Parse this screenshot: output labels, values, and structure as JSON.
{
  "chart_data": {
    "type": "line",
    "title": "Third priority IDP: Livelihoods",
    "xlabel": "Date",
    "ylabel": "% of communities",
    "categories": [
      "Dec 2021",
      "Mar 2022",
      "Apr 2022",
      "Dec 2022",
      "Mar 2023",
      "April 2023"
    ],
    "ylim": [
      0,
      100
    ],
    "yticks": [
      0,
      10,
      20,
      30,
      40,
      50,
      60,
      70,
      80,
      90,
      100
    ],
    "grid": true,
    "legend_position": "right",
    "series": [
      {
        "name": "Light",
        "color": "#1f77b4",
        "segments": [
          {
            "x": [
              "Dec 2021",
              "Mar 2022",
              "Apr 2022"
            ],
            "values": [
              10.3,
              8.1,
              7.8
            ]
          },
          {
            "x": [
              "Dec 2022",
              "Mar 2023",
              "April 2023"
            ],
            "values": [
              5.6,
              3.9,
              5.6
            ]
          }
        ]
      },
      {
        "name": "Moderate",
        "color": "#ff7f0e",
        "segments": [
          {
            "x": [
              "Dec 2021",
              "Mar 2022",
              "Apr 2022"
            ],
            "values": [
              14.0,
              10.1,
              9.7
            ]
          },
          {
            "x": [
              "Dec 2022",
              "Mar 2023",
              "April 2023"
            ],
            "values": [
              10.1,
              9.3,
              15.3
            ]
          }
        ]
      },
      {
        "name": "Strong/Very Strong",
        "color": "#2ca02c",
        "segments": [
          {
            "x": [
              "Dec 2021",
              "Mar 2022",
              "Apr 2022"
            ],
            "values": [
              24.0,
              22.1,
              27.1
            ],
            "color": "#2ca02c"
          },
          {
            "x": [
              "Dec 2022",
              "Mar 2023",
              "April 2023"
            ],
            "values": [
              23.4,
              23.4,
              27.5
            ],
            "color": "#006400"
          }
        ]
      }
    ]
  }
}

= = = =

REQUIREMENT:
From the data above, copy out every line with the string "color" in it.

OUTPUT OF THE EXERCISE:
        "color": "#1f77b4",
        "color": "#ff7f0e",
        "color": "#2ca02c",
            "color": "#2ca02c"
            "color": "#006400"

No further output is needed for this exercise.